▶ _Objective_: Hunt for the word "водному" across the entries below, copying each line that holds it.

▶ _Available data_:
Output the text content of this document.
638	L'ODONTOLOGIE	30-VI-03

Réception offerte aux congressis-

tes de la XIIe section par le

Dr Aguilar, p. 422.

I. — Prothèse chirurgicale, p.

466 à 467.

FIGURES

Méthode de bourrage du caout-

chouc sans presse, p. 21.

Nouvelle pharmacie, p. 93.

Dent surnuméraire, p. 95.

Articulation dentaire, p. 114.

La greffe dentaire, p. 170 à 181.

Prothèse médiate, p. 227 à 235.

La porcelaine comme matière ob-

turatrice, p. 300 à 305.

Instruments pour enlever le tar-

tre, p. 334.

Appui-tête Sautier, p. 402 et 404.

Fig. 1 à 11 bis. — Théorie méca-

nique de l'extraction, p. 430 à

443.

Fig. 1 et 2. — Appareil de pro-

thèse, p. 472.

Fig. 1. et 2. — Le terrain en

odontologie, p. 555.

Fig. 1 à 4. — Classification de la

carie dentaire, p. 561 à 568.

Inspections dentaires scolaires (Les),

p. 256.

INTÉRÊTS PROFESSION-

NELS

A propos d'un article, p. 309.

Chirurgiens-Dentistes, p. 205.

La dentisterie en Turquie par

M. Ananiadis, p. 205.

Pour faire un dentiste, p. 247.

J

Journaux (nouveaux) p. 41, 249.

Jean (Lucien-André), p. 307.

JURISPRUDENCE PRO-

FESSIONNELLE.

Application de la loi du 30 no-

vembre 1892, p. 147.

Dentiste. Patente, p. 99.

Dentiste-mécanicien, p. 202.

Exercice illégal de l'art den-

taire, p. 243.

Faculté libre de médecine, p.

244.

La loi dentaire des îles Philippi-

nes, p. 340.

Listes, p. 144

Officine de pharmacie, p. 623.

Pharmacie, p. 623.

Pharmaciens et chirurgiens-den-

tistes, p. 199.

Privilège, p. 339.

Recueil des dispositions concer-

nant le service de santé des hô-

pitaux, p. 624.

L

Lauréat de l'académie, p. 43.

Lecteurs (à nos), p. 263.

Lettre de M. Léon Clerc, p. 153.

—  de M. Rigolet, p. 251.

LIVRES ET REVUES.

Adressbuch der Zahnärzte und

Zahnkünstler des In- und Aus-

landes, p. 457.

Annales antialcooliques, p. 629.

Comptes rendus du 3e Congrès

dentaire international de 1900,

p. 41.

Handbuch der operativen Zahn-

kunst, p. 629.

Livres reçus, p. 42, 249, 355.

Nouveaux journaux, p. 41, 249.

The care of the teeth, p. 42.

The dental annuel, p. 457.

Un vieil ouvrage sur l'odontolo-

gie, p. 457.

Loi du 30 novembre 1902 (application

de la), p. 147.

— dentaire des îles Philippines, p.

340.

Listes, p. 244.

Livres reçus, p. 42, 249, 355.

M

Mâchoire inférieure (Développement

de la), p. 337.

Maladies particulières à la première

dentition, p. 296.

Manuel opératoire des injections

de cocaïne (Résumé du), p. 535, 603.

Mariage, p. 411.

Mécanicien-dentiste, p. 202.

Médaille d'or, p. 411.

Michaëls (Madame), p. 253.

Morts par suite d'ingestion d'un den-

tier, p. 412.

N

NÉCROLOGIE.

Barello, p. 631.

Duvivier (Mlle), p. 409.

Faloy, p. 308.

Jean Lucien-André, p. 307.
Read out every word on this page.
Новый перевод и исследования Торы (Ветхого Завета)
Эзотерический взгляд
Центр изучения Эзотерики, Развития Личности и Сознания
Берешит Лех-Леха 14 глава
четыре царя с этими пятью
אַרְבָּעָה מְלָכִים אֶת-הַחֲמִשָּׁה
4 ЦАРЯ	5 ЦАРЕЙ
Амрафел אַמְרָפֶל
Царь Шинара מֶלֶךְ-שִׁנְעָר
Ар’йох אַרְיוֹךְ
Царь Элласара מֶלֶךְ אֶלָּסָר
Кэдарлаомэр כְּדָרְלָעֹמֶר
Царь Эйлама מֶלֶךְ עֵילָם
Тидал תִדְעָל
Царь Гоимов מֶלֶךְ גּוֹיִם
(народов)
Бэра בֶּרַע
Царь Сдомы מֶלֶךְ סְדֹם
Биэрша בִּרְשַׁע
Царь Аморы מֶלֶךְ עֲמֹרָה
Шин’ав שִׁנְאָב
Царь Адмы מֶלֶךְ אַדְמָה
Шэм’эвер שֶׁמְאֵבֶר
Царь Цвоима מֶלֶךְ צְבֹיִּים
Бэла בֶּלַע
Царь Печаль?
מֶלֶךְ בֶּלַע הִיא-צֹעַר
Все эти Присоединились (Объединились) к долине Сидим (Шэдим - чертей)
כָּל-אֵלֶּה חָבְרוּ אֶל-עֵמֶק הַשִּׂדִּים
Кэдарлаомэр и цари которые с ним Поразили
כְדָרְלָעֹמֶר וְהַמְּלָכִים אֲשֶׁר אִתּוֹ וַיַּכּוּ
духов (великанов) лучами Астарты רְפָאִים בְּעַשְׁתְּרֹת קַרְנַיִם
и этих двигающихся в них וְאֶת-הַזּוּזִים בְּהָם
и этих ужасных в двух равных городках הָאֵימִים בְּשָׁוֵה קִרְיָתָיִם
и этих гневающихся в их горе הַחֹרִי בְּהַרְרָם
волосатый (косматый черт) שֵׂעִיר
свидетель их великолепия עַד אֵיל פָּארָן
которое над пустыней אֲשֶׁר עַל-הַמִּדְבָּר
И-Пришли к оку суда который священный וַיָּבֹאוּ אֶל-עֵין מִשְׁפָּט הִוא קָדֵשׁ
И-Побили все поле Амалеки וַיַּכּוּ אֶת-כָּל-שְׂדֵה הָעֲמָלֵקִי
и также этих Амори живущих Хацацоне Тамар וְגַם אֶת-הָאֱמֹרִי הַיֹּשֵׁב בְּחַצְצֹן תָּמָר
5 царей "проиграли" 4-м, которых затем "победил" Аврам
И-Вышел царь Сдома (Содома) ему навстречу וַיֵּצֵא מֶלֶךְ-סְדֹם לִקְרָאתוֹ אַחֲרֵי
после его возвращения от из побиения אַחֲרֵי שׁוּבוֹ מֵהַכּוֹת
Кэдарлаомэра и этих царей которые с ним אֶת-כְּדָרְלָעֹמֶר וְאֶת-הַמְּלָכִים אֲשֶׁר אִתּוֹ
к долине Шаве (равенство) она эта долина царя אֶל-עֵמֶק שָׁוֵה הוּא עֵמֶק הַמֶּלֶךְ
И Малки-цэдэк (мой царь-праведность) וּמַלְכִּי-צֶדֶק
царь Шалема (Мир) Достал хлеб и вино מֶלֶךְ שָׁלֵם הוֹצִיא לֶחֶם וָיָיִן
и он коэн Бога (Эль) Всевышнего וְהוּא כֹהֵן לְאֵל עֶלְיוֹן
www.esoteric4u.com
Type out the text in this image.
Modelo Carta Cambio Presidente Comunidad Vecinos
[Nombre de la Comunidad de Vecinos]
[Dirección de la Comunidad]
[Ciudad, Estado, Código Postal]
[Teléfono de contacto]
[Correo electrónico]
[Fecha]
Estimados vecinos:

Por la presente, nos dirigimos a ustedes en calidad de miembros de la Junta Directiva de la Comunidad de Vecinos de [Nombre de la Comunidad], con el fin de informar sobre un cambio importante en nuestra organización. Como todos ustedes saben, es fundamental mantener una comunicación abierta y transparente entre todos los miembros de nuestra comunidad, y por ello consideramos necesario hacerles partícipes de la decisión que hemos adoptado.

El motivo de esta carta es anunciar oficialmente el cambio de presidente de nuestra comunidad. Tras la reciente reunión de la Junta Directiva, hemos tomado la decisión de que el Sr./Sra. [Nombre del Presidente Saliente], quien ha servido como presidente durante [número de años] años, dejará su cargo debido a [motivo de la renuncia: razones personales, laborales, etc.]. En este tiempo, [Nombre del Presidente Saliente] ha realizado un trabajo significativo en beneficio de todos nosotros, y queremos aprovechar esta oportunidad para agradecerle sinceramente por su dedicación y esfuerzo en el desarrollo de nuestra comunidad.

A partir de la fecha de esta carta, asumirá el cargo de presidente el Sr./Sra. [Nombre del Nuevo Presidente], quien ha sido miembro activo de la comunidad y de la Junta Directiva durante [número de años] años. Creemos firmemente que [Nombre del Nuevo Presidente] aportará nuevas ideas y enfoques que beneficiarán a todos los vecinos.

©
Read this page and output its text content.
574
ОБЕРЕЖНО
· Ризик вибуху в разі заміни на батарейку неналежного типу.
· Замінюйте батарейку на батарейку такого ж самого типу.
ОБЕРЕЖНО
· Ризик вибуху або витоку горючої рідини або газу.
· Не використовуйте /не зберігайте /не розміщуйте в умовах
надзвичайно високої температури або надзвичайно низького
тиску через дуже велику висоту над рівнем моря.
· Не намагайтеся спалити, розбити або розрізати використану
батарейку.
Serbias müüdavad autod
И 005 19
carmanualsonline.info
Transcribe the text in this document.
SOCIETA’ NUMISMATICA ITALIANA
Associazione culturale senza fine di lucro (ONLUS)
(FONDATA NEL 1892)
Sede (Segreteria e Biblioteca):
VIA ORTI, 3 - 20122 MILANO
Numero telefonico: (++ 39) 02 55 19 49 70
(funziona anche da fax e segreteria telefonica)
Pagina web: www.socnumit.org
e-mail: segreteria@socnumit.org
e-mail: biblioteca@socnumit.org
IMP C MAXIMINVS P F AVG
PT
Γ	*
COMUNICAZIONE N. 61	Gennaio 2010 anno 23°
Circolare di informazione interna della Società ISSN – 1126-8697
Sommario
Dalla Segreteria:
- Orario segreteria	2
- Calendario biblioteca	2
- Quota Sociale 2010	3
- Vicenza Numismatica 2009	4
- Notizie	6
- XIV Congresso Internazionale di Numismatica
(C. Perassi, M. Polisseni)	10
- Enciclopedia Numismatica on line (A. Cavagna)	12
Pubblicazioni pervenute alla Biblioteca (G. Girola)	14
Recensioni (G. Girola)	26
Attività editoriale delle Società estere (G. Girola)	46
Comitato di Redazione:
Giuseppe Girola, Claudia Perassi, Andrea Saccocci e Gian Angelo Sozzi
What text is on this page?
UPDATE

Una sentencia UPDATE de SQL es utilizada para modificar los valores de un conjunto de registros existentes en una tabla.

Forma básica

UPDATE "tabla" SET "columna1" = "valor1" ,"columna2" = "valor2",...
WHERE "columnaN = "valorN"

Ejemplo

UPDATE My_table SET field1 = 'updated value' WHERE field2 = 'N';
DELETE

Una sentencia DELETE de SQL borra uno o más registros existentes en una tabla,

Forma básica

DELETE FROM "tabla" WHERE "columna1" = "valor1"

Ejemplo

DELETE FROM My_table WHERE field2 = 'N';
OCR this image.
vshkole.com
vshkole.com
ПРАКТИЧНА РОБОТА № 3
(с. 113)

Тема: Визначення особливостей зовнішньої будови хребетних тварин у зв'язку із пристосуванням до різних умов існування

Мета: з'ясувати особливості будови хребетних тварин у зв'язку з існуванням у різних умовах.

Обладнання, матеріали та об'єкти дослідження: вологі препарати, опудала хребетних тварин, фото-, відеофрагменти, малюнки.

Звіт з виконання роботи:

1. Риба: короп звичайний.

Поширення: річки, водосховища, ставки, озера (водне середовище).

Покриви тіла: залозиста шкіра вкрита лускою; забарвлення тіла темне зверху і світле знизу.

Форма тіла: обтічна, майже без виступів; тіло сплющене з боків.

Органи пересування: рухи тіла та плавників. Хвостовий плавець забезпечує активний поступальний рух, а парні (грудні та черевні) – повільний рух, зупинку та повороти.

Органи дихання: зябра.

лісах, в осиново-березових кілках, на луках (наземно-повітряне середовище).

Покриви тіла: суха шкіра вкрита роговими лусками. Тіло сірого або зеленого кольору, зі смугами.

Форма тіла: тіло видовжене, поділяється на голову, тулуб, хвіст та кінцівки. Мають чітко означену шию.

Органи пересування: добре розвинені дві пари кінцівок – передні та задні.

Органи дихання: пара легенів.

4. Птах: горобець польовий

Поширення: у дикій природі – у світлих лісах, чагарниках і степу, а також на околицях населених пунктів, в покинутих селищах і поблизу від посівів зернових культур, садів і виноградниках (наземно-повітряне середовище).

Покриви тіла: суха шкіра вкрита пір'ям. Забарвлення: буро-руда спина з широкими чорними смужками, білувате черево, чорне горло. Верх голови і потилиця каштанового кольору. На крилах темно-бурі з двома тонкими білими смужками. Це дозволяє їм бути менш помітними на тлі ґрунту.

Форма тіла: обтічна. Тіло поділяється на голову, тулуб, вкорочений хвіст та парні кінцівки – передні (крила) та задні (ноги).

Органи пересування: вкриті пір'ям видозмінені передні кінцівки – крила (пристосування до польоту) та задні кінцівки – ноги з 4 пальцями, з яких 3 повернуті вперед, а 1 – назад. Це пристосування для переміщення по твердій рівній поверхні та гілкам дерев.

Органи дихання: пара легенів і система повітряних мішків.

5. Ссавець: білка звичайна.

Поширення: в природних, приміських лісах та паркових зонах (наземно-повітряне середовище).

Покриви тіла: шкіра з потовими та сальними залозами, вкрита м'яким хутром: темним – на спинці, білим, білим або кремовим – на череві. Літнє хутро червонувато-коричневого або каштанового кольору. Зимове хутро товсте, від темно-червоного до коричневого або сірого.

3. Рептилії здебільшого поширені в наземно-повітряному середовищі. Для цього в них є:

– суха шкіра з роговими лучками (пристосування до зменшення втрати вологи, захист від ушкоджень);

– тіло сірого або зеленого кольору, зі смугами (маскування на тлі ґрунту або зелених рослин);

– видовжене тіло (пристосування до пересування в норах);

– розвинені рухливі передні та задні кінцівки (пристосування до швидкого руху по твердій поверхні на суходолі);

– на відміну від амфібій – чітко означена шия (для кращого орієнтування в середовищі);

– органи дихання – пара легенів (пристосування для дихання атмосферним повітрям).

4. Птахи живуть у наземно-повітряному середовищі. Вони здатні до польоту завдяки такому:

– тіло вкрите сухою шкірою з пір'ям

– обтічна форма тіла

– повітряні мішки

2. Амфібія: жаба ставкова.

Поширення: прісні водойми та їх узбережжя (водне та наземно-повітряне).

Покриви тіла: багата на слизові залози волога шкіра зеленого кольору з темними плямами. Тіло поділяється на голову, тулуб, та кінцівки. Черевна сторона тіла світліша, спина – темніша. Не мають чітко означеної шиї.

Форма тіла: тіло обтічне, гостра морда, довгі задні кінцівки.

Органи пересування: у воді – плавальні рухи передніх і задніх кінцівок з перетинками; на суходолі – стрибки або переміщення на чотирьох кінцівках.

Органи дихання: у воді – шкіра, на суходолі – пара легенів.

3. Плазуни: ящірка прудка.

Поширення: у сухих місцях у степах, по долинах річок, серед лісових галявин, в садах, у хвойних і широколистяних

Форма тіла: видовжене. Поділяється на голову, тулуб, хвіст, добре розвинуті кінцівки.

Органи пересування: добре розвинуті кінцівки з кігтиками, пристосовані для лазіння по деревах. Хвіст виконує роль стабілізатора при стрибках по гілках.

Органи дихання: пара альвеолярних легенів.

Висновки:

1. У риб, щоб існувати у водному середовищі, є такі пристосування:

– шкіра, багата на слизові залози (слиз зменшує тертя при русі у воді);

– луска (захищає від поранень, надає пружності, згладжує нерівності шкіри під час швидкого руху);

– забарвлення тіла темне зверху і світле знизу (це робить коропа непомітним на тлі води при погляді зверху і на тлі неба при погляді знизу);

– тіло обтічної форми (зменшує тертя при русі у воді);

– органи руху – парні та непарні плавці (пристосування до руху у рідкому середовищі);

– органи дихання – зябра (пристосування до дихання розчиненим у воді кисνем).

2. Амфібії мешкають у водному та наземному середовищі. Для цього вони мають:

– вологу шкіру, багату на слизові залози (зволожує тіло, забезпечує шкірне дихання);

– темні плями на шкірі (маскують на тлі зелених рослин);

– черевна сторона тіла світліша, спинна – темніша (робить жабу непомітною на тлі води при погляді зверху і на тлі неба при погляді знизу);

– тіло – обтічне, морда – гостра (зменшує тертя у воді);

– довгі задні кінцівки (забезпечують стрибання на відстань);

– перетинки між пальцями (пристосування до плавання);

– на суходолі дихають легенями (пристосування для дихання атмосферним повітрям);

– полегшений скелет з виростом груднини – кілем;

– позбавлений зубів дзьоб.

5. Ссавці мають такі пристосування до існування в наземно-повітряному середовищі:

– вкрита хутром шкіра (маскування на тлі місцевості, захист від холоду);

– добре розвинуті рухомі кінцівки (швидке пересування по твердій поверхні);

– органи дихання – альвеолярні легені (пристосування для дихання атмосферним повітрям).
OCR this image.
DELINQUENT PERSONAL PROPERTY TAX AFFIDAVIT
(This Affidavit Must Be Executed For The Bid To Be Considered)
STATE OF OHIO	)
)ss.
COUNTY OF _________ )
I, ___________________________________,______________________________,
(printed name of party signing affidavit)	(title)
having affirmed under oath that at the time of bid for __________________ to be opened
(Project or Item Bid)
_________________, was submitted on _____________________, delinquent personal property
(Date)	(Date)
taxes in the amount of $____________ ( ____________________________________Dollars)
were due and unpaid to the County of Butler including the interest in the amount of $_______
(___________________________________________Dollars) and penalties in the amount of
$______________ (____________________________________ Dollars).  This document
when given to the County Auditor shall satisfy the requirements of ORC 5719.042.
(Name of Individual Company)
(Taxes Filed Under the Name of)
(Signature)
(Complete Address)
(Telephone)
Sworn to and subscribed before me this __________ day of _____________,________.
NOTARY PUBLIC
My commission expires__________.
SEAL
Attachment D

▶ _The answer_:
1. У риб, щоб існувати у водному середовищі, є такі пристосування:
2. Амфібії мешкають у водному та наземному середовищі. Для цього вони мають:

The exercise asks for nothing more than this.